→ **STUDY TEXT**
However, MoneySquirrel’s Daly remains sceptical.
“Even if new payment systems reduce transaction costs, businesses – especially SMEs – might be more inclined to keep these savings as increased profit margins rather than lowering prices for consumers,” she says.
Given the current economic climate, in which many companies feel financially squeezed, merchants may prioritise their financial survival and potential profits over immediate consumer benefits.
Anderson from Tribe Payments agrees.
“In highly competitive, price-sensitive sectors like online electronics, fuel, and general retail, savings will likely be immediately passed on through price wars,” he says.
However, in other sectors, retailers may be more likely to reinvest savings in a better product offering, improve customer loyalty programmes, and boost the user experience to improve annual profitability.
The expert suggests that for many retailers, these savings will not immediately translate into lower consumer prices.
On the contrary, some retailers may use the money strategically to improve their business or to achieve better financial performance.
“Another option is that savvy retailers will likely use the savings from reduced interchange fees as a financial buffer to hedge them against potential future cost increases and maintain their price competitiveness when faced with supply chain inefficiencies or new upward price pressures,” he adds.
Such an approach will allow them to absorb potential future cost increases without having to raise prices, while maintaining their competitiveness in the market, Anderson explains.
The consumer-merchant relationship: will it improve?
Experts remain sceptical on whether there is a possibility that the ruling could influence or improve relations between retailers and consumers.
“While the change is meaningful, it won’t be seen,” Orunkoya points out.
The impact of the ruling on prices will be limited, as the reductions in fees are in practice very small, between 0.02 per cent and 0.03 per cent. For this reason, price reductions will only affect high-value transactions and expensive items, such as purchased flights which may suffer a price drop.
“However, low-cost items such as bread or biscuits won’t see meaningful price changes,” Orunkoya explains.
Orunkoya notes that requiring merchants to publish their transaction charges could drive change in these relationships."
If retailers were required to publish their transaction charges, it would have an impact, but I don’t think this will happen soon,” he says.
However, Anderson warns that excessive transparency could backfire and cautions against overloading consumers with complex tariff information.
“If a checkout presents multiple payment options with a detailed explanation of fees, it could actually discourage customers and lead to payment abandonment,” he explains, referencing the failed rollout of Dynamic Currency Conversion (DCC) a decade ago.
“Consumers generally don't care about the technical details of payment economics, they will only care if there’s a clear, material benefit to them," he explains.
“For example, if a payment method offers a one per cent discount, that might attract their attention.”

→ **DATA RECORDS**
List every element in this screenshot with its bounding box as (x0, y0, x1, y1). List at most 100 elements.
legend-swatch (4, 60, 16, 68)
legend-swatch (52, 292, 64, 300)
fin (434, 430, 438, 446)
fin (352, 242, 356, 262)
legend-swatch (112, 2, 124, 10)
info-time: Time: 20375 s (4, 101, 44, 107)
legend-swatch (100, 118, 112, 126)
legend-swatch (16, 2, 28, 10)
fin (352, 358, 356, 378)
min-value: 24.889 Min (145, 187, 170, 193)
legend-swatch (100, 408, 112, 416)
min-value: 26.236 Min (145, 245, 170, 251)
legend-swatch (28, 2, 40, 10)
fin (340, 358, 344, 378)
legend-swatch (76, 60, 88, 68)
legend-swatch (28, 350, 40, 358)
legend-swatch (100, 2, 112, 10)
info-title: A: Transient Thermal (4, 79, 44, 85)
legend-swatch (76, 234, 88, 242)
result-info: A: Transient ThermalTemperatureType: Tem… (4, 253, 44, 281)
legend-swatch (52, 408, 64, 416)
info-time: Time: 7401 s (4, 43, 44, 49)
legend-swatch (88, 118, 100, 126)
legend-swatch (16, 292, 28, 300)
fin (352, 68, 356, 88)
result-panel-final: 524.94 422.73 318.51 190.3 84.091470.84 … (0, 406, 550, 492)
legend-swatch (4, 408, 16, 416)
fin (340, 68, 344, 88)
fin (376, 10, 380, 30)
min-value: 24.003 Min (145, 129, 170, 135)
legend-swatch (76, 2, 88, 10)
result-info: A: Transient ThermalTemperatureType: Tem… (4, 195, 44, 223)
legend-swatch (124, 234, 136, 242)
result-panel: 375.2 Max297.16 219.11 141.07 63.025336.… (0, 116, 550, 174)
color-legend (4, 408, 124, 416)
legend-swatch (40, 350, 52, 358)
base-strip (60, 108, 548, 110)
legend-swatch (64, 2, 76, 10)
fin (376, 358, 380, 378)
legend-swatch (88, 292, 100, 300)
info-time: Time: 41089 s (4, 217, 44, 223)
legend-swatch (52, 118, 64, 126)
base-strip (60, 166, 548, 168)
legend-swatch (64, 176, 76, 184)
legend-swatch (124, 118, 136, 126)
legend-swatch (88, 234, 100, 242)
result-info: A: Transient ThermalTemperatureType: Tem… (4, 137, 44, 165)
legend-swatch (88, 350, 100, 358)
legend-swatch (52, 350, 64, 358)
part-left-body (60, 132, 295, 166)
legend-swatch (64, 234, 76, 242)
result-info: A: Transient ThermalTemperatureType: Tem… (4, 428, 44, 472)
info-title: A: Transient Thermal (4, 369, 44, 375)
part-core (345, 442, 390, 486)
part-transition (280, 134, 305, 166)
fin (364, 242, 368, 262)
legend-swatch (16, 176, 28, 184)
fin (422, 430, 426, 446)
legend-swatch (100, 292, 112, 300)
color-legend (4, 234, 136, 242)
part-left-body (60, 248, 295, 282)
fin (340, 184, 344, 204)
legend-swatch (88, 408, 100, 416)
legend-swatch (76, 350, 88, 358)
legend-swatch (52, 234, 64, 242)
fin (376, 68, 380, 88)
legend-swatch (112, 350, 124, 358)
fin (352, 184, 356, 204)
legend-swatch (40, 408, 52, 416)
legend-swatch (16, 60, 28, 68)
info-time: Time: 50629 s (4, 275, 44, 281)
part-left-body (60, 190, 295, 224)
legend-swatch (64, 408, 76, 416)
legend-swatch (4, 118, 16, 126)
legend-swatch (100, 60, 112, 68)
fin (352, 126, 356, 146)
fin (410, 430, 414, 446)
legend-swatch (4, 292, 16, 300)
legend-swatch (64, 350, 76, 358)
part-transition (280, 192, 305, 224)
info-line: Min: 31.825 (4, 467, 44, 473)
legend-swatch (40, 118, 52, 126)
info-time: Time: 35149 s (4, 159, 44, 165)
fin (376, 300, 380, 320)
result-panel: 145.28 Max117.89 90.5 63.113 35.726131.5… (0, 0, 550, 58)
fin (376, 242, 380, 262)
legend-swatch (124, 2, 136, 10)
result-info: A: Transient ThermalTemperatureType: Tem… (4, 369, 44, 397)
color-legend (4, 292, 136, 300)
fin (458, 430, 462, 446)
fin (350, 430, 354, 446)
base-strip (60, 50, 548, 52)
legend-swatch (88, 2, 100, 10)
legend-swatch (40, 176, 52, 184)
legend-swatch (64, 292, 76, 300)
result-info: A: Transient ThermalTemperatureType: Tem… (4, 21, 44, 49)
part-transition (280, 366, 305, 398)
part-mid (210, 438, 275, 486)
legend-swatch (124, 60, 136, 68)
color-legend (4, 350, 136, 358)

→ **WHAT IS EXPECTED**
From the passage on payment fees, quote the part starting with "Given the current" and going on through "Tribe Payments agrees.".

→ **RESULT BELOW**
Given the current economic climate, in which many companies feel financially squeezed, merchants may prioritise their financial survival and potential profits over immediate consumer benefits.
Anderson from Tribe Payments agrees.